SOURCE.
Speaking of DES and the relationship among the purpose of a study, the rigor it requires, and
its validation, Martinez (2010) states:
“When DES is used to demonstrate some principle or the effectiveness of some
technique, the emphasis should be on capturing the principle faithfully. Input
distributions need to make sense and be reasonable to individuals knowledgeable in the
area of application, but they do not need to be based on collected data.” and “Many DES
models exist solely to demonstrate a research product that in some ways claims to
advance the state-of-the-art in simulation modeling. This is another case where the
specific inputs and details that are used are of no significant consequence unless the
research is related to data synthesis—they must simply be reasonable in order to give
credibility to the work.”

175

No data was collected for this work and the inputs were based on the authors experience in
the construction industry and are reasonable for this work.
In his dissertation Son (2011) presents the argument that validating ABMs is more difficult
than other models due to path dependencies, multiple equilibrium, and even the absence of
equilibrium altogether. He cites Miller and Page (2007) and Banks et al (2004) in observing that
“The validity of ABM should be evaluated not only by predictive capability but also explanation
accuracy of formal models unlike traditional simulation approaches where validation is the
overall process of comparing the model and its behavior to the real systems and its behavior.”
Son posits that in ABM’s “If we examined actual test data to test simulation results, it would be
like comparing points to clouds of points. Any given result of an ABM would differ from others
depending upon the random features inherent in the rules.” Son also cites Yilmaz (2006) in the
position that ABMs should be consider a model to be valid on the basis of qualitative and
subjective evaluations of its contextual adequacy rather than an objective representation of the
system under study. Therefore, Son suggests using North and Macal’s (2007) guidance for
ABM validation consisting of agent behavior validation, interaction validation, and emergent
structure validation in addition to the validation of model inputs, model outputs, and processes in
the model:
•

Agent behavior validation: Do agent behaviors correspond to agents in the real
world? What theory is included in the model about agents?

•

Interaction validation: Do interaction mechanisms correspond to agents in the real
world? What theory is included in the model about processes?

EXERCISE AIM. Repeat the passage above on validating simulation models word for word, starting with "Son posits that" and going on through "model about agents?".

PROVIDED DATA.
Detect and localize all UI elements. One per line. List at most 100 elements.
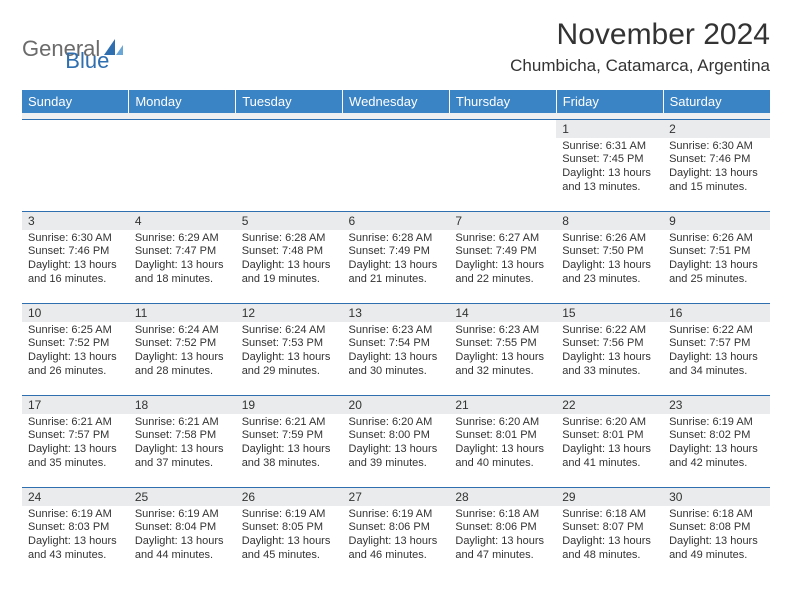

THE ANSWER.
Son posits that in ABM’s “If we examined actual test data to test simulation results, it would be
like comparing points to clouds of points. Any given result of an ABM would differ from others
depending upon the random features inherent in the rules.” Son also cites Yilmaz (2006) in the
position that ABMs should be consider a model to be valid on the basis of qualitative and
subjective evaluations of its contextual adequacy rather than an objective representation of the
system under study. Therefore, Son suggests using North and Macal’s (2007) guidance for
ABM validation consisting of agent behavior validation, interaction validation, and emergent
structure validation in addition to the validation of model inputs, model outputs, and processes in
the model:
•

Agent behavior validation: Do agent behaviors correspond to agents in the real
world? What theory is included in the model about agents?